(Part of a data file)
* * *

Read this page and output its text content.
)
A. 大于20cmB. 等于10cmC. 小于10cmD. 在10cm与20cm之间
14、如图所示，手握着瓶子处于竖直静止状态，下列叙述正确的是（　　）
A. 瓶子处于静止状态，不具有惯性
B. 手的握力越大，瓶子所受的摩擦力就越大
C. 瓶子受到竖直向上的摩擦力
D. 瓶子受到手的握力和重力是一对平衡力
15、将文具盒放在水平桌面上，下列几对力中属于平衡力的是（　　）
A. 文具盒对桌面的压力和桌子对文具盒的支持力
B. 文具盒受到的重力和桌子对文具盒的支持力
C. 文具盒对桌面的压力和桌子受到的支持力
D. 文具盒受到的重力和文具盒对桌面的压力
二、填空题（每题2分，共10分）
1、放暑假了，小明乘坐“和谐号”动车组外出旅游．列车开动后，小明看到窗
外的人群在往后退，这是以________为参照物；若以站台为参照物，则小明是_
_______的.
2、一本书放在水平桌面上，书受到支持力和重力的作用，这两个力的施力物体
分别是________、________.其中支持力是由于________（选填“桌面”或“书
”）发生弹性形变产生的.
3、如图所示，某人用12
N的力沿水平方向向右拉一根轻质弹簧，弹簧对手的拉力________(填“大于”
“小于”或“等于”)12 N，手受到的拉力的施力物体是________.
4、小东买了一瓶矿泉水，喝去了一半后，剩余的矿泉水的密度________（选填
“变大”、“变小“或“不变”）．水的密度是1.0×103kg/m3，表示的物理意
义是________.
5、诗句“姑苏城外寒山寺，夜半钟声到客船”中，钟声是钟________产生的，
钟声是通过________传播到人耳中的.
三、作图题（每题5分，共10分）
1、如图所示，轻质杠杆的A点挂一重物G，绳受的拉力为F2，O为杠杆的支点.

* * *

## Given instruction
Search the lines above for the string "如图所示", then show every one that has it.

## Solution for this task
14、如图所示，手握着瓶子处于竖直静止状态，下列叙述正确的是（　　）
3、如图所示，某人用12
1、如图所示，轻质杠杆的A点挂一重物G，绳受的拉力为F2，O为杠杆的支点.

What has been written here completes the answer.